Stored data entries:
★ ★ ★ ★ ★ ★ ★
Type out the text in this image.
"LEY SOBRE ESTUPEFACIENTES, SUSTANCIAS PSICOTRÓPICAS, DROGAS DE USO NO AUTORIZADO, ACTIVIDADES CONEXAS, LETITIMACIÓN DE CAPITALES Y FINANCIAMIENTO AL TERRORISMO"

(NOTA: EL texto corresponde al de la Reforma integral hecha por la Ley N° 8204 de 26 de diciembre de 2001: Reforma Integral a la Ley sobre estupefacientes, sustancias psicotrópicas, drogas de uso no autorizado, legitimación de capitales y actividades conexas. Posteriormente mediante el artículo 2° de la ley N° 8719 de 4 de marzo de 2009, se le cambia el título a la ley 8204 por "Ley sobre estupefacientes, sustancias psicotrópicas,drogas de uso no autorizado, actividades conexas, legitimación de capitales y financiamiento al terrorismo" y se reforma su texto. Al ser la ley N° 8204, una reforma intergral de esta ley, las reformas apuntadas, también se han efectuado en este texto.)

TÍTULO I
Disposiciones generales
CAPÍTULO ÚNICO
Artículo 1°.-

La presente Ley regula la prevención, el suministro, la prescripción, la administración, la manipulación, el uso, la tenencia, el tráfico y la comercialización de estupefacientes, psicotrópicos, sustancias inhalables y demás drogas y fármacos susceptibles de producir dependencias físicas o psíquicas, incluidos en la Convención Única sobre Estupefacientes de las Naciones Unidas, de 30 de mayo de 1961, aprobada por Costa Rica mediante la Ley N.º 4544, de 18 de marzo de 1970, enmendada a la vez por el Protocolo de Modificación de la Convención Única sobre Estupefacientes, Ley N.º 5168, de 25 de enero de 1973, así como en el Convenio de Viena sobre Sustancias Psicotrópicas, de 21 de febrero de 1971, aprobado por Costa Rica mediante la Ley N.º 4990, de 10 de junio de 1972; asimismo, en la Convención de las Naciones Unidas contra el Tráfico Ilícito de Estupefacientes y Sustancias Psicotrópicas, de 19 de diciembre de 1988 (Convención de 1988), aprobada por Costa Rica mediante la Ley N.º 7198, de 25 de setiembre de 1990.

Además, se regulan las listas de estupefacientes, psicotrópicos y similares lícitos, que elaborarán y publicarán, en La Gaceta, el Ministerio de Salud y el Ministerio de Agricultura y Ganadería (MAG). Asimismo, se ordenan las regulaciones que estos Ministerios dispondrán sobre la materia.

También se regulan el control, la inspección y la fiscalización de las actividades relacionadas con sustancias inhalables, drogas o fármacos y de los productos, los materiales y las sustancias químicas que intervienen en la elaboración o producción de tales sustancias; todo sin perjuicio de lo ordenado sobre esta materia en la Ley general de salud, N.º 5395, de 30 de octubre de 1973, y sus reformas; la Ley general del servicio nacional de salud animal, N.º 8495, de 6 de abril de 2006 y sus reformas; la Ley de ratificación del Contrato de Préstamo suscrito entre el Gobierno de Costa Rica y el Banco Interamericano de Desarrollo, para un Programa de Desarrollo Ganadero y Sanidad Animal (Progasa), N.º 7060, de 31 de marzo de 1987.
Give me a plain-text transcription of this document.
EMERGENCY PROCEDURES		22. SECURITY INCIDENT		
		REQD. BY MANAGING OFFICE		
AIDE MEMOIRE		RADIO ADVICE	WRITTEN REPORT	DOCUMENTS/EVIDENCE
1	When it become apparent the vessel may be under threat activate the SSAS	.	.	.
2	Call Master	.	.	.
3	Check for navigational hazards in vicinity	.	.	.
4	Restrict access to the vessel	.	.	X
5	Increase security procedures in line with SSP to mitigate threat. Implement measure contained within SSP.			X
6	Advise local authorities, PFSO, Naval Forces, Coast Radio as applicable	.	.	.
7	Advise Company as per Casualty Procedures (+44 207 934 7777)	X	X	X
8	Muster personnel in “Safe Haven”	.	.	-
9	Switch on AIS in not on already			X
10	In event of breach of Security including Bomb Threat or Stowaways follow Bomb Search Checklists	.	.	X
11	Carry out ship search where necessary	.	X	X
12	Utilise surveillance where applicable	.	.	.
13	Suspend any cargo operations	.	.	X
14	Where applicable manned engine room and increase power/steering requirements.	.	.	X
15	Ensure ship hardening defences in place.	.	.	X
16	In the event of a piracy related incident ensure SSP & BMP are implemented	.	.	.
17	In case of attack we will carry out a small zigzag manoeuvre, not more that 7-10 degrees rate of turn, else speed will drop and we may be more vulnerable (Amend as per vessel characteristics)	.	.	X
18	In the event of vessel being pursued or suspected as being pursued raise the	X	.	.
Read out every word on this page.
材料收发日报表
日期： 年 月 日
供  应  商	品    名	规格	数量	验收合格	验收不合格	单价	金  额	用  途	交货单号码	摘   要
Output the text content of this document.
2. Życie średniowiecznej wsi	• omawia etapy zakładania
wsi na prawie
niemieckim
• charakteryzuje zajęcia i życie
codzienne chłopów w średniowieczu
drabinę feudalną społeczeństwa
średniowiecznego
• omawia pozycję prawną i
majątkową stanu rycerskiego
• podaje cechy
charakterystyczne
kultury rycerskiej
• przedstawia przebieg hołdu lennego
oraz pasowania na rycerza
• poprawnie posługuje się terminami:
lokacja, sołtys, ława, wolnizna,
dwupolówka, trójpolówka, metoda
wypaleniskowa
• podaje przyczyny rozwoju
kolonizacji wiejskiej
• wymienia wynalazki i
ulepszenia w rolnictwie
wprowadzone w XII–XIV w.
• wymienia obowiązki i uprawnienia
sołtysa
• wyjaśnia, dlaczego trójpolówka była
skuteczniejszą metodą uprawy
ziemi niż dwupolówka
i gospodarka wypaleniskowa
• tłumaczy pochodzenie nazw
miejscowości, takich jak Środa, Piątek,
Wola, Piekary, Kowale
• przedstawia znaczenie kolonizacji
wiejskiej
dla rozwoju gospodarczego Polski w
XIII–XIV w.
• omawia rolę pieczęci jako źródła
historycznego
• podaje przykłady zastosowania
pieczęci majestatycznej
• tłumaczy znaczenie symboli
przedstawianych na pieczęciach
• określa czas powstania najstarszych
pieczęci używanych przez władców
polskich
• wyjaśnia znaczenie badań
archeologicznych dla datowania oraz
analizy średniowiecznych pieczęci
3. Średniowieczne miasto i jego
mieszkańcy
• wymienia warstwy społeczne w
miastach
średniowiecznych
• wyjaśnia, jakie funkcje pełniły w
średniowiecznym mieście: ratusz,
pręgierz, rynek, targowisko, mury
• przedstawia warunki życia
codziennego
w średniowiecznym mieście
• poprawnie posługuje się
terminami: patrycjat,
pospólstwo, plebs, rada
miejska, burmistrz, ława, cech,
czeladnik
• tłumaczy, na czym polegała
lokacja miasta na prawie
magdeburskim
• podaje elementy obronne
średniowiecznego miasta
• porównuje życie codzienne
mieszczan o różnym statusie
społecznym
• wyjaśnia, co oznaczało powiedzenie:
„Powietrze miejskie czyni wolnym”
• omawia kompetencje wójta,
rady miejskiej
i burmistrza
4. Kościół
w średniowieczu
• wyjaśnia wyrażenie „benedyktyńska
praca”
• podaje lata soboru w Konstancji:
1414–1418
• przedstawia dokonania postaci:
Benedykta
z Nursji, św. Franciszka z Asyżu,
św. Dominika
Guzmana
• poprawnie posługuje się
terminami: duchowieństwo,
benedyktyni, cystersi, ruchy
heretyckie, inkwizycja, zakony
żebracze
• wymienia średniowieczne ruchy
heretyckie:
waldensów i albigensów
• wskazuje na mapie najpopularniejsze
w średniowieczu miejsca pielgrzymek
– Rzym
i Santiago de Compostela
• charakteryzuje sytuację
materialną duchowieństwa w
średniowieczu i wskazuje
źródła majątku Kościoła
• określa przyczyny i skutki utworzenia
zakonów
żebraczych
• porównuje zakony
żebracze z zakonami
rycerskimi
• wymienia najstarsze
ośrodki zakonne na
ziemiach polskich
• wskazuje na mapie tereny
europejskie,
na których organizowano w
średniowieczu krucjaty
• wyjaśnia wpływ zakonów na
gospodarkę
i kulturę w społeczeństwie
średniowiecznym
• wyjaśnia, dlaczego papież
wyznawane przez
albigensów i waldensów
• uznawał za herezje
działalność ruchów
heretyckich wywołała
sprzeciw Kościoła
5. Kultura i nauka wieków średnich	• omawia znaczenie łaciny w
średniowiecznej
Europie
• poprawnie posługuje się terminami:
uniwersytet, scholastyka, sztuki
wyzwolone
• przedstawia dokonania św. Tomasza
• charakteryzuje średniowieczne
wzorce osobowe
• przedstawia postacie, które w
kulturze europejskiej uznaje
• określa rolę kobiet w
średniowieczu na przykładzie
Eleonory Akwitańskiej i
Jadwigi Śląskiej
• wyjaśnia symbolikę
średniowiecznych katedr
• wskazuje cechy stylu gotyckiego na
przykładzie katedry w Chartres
★ ★ ★ ★ ★ ★ ★
Instructions to follow: Gather and copy every line of the data in which the string "wyjaśnia" is found.

Full output:
• wyjaśnia, dlaczego trójpolówka była
• wyjaśnia znaczenie badań
• wyjaśnia, jakie funkcje pełniły w
• wyjaśnia, co oznaczało powiedzenie:
• wyjaśnia wyrażenie „benedyktyńska
• wyjaśnia wpływ zakonów na
• wyjaśnia, dlaczego papież
• wyjaśnia symbolikę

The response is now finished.